Exercise prompt:
Omit the pictures and output every entry below exactly as written.

Material supplied:

#####

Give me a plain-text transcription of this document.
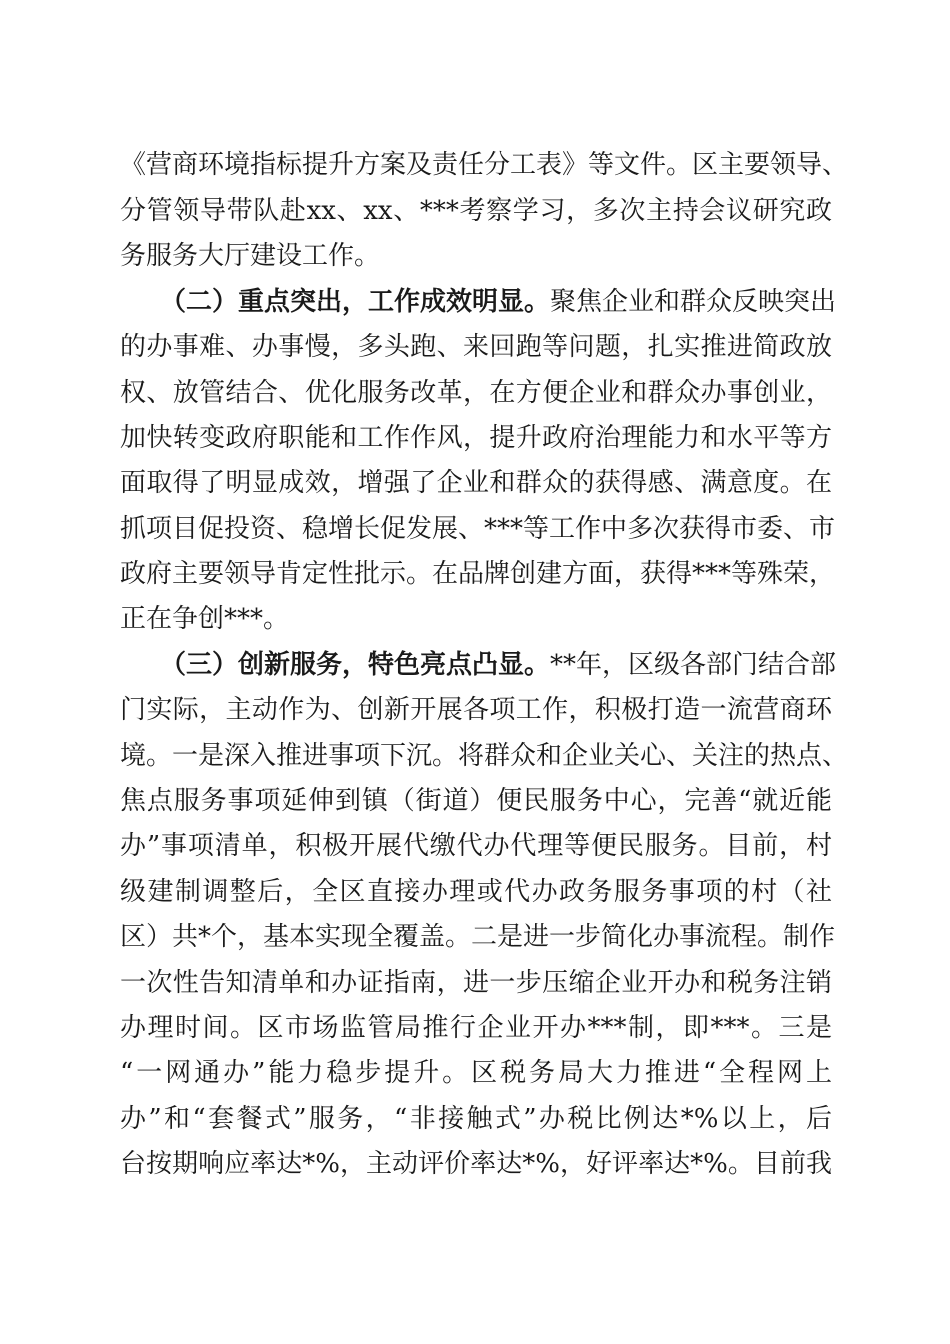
《营商环境指标提升方案及责任分工表》等文件。区主要领导、
分管领导带队赴xx、xx、***考察学习，多次主持会议研究政
务服务大厅建设工作。
（二）重点突出，工作成效明显。聚焦企业和群众反映突出
的办事难、办事慢，多头跑、来回跑等问题，扎实推进简政放
权、放管结合、优化服务改革，在方便企业和群众办事创业，
加快转变政府职能和工作作风，提升政府治理能力和水平等方
面取得了明显成效，增强了企业和群众的获得感、满意度。在
抓项目促投资、稳增长促发展、***等工作中多次获得市委、市
政府主要领导肯定性批示。在品牌创建方面，获得***等殊荣，
正在争创***。
（三）创新服务，特色亮点凸显。**年，区级各部门结合部
门实际，主动作为、创新开展各项工作，积极打造一流营商环
境。一是深入推进事项下沉。将群众和企业关心、关注的热点、
焦点服务事项延伸到镇（街道）便民服务中心，完善“就近能
办”事项清单，积极开展代缴代办代理等便民服务。目前，村
级建制调整后，全区直接办理或代办政务服务事项的村（社
区）共*个，基本实现全覆盖。二是进一步简化办事流程。制作
一次性告知清单和办证指南，进一步压缩企业开办和税务注销
办理时间。区市场监管局推行企业开办***制，即***。三是
“一网通办”能力稳步提升。区税务局大力推进“全程网上
办”和“套餐式”服务，“非接触式”办税比例达*%以上，后
台按期响应率达*%，主动评价率达*%，好评率达*%。目前我
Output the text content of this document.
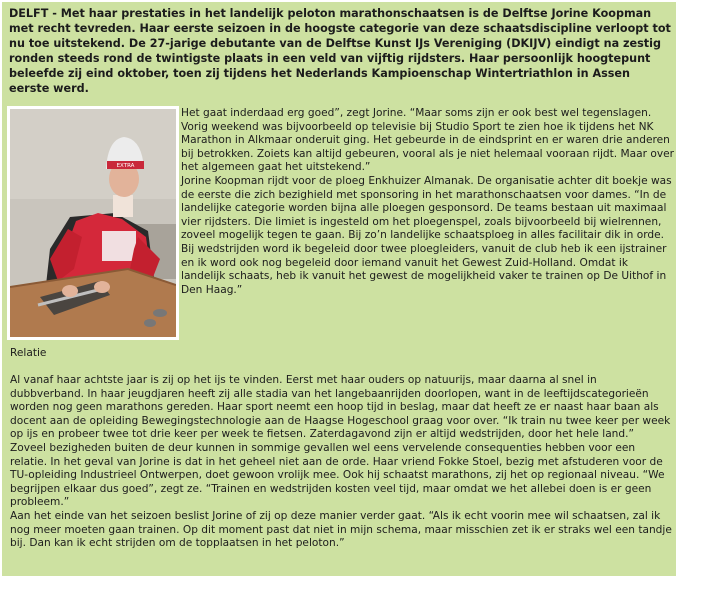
DELFT - Met haar prestaties in het landelijk peloton marathonschaatsen is de Delftse Jorine Koopman met recht tevreden. Haar eerste seizoen in de hoogste categorie van deze schaatsdiscipline verloopt tot nu toe uitstekend. De 27-jarige debutante van de Delftse Kunst IJs Vereniging (DKIJV) eindigt na zestig ronden steeds rond de twintigste plaats in een veld van vijftig rijdsters. Haar persoonlijk hoogtepunt beleefde zij eind oktober, toen zij tijdens het Nederlands Kampioenschap Wintertriathlon in Assen eerste werd.
EXTRA

Het gaat inderdaad erg goed”, zegt Jorine. “Maar soms zijn er ook best wel tegenslagen. Vorig weekend was bijvoorbeeld op televisie bij Studio Sport te zien hoe ik tijdens het NK Marathon in Alkmaar onderuit ging. Het gebeurde in de eindsprint en er waren drie anderen bij betrokken. Zoiets kan altijd gebeuren, vooral als je niet helemaal vooraan rijdt. Maar over het algemeen gaat het uitstekend.”

Jorine Koopman rijdt voor de ploeg Enkhuizer Almanak. De organisatie achter dit boekje was de eerste die zich bezighield met sponsoring in het marathonschaatsen voor dames. “In de landelijke categorie worden bijna alle ploegen gesponsord. De teams bestaan uit maximaal vier rijdsters. Die limiet is ingesteld om het ploegenspel, zoals bijvoorbeeld bij wielrennen, zoveel mogelijk tegen te gaan. Bij zo’n landelijke schaatsploeg in alles facilitair dik in orde. Bij wedstrijden word ik begeleid door twee ploegleiders, vanuit de club heb ik een ijstrainer en ik word ook nog begeleid door iemand vanuit het Gewest Zuid-Holland. Omdat ik landelijk schaats, heb ik vanuit het gewest de mogelijkheid vaker te trainen op De Uithof in Den Haag.”

Relatie

Al vanaf haar achtste jaar is zij op het ijs te vinden. Eerst met haar ouders op natuurijs, maar daarna al snel in dubbverband. In haar jeugdjaren heeft zij alle stadia van het langebaanrijden doorlopen, want in de leeftijdscategorieën worden nog geen marathons gereden. Haar sport neemt een hoop tijd in beslag, maar dat heeft ze er naast haar baan als docent aan de opleiding Bewegingstechnologie aan de Haagse Hogeschool graag voor over. “Ik train nu twee keer per week op ijs en probeer twee tot drie keer per week te fietsen. Zaterdagavond zijn er altijd wedstrijden, door het hele land.”

Zoveel bezigheden buiten de deur kunnen in sommige gevallen wel eens vervelende consequenties hebben voor een relatie. In het geval van Jorine is dat in het geheel niet aan de orde. Haar vriend Fokke Stoel, bezig met afstuderen voor de TU-opleiding Industrieel Ontwerpen, doet gewoon vrolijk mee. Ook hij schaatst marathons, zij het op regionaal niveau. “We begrijpen elkaar dus goed”, zegt ze. “Trainen en wedstrijden kosten veel tijd, maar omdat we het allebei doen is er geen probleem.”

Aan het einde van het seizoen beslist Jorine of zij op deze manier verder gaat. “Als ik echt voorin mee wil schaatsen, zal ik nog meer moeten gaan trainen. Op dit moment past dat niet in mijn schema, maar misschien zet ik er straks wel een tandje bij. Dan kan ik echt strijden om de topplaatsen in het peloton.”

#####

Expected answer:
Give me a plain-text transcription of this document.
《营商环境指标提升方案及责任分工表》等文件。区主要领导、
分管领导带队赴xx、xx、***考察学习，多次主持会议研究政
务服务大厅建设工作。
（二）重点突出，工作成效明显。聚焦企业和群众反映突出
的办事难、办事慢，多头跑、来回跑等问题，扎实推进简政放
权、放管结合、优化服务改革，在方便企业和群众办事创业，
加快转变政府职能和工作作风，提升政府治理能力和水平等方
面取得了明显成效，增强了企业和群众的获得感、满意度。在
抓项目促投资、稳增长促发展、***等工作中多次获得市委、市
政府主要领导肯定性批示。在品牌创建方面，获得***等殊荣，
正在争创***。
（三）创新服务，特色亮点凸显。**年，区级各部门结合部
门实际，主动作为、创新开展各项工作，积极打造一流营商环
境。一是深入推进事项下沉。将群众和企业关心、关注的热点、
焦点服务事项延伸到镇（街道）便民服务中心，完善“就近能
办”事项清单，积极开展代缴代办代理等便民服务。目前，村
级建制调整后，全区直接办理或代办政务服务事项的村（社
区）共*个，基本实现全覆盖。二是进一步简化办事流程。制作
一次性告知清单和办证指南，进一步压缩企业开办和税务注销
办理时间。区市场监管局推行企业开办***制，即***。三是
“一网通办”能力稳步提升。区税务局大力推进“全程网上
办”和“套餐式”服务，“非接触式”办税比例达*%以上，后
台按期响应率达*%，主动评价率达*%，好评率达*%。目前我
Output the text content of this document.
DELFT - Met haar prestaties in het landelijk peloton marathonschaatsen is de Delftse Jorine Koopman met recht tevreden. Haar eerste seizoen in de hoogste categorie van deze schaatsdiscipline verloopt tot nu toe uitstekend. De 27-jarige debutante van de Delftse Kunst IJs Vereniging (DKIJV) eindigt na zestig ronden steeds rond de twintigste plaats in een veld van vijftig rijdsters. Haar persoonlijk hoogtepunt beleefde zij eind oktober, toen zij tijdens het Nederlands Kampioenschap Wintertriathlon in Assen eerste werd.
EXTRA

Het gaat inderdaad erg goed”, zegt Jorine. “Maar soms zijn er ook best wel tegenslagen. Vorig weekend was bijvoorbeeld op televisie bij Studio Sport te zien hoe ik tijdens het NK Marathon in Alkmaar onderuit ging. Het gebeurde in de eindsprint en er waren drie anderen bij betrokken. Zoiets kan altijd gebeuren, vooral als je niet helemaal vooraan rijdt. Maar over het algemeen gaat het uitstekend.”

Jorine Koopman rijdt voor de ploeg Enkhuizer Almanak. De organisatie achter dit boekje was de eerste die zich bezighield met sponsoring in het marathonschaatsen voor dames. “In de landelijke categorie worden bijna alle ploegen gesponsord. De teams bestaan uit maximaal vier rijdsters. Die limiet is ingesteld om het ploegenspel, zoals bijvoorbeeld bij wielrennen, zoveel mogelijk tegen te gaan. Bij zo’n landelijke schaatsploeg in alles facilitair dik in orde. Bij wedstrijden word ik begeleid door twee ploegleiders, vanuit de club heb ik een ijstrainer en ik word ook nog begeleid door iemand vanuit het Gewest Zuid-Holland. Omdat ik landelijk schaats, heb ik vanuit het gewest de mogelijkheid vaker te trainen op De Uithof in Den Haag.”

Relatie

Al vanaf haar achtste jaar is zij op het ijs te vinden. Eerst met haar ouders op natuurijs, maar daarna al snel in dubbverband. In haar jeugdjaren heeft zij alle stadia van het langebaanrijden doorlopen, want in de leeftijdscategorieën worden nog geen marathons gereden. Haar sport neemt een hoop tijd in beslag, maar dat heeft ze er naast haar baan als docent aan de opleiding Bewegingstechnologie aan de Haagse Hogeschool graag voor over. “Ik train nu twee keer per week op ijs en probeer twee tot drie keer per week te fietsen. Zaterdagavond zijn er altijd wedstrijden, door het hele land.”

Zoveel bezigheden buiten de deur kunnen in sommige gevallen wel eens vervelende consequenties hebben voor een relatie. In het geval van Jorine is dat in het geheel niet aan de orde. Haar vriend Fokke Stoel, bezig met afstuderen voor de TU-opleiding Industrieel Ontwerpen, doet gewoon vrolijk mee. Ook hij schaatst marathons, zij het op regionaal niveau. “We begrijpen elkaar dus goed”, zegt ze. “Trainen en wedstrijden kosten veel tijd, maar omdat we het allebei doen is er geen probleem.”

Aan het einde van het seizoen beslist Jorine of zij op deze manier verder gaat. “Als ik echt voorin mee wil schaatsen, zal ik nog meer moeten gaan trainen. Op dit moment past dat niet in mijn schema, maar misschien zet ik er straks wel een tandje bij. Dan kan ik echt strijden om de topplaatsen in het peloton.”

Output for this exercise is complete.